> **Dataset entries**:
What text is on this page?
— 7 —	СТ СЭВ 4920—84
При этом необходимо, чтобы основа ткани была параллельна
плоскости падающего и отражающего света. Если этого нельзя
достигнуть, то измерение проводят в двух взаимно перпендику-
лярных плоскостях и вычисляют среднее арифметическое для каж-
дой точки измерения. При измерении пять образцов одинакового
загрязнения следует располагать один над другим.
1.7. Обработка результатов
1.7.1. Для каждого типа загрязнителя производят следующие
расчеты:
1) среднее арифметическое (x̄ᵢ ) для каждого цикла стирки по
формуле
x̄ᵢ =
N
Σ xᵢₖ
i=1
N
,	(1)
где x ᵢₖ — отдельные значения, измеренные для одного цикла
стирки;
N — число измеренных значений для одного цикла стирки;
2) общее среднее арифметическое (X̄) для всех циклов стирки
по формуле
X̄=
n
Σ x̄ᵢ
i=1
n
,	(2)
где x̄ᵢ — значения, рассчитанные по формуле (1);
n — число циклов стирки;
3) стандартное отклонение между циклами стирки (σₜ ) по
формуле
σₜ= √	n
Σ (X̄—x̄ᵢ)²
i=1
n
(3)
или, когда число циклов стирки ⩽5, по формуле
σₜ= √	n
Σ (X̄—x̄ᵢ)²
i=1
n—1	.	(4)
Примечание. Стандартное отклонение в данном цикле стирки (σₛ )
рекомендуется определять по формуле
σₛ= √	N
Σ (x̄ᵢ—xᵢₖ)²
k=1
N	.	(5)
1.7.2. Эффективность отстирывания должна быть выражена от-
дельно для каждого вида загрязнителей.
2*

> **What you are asked to do**: Answer with one number: how many lines in the listing hold "одного".

> **Exercise result**: 2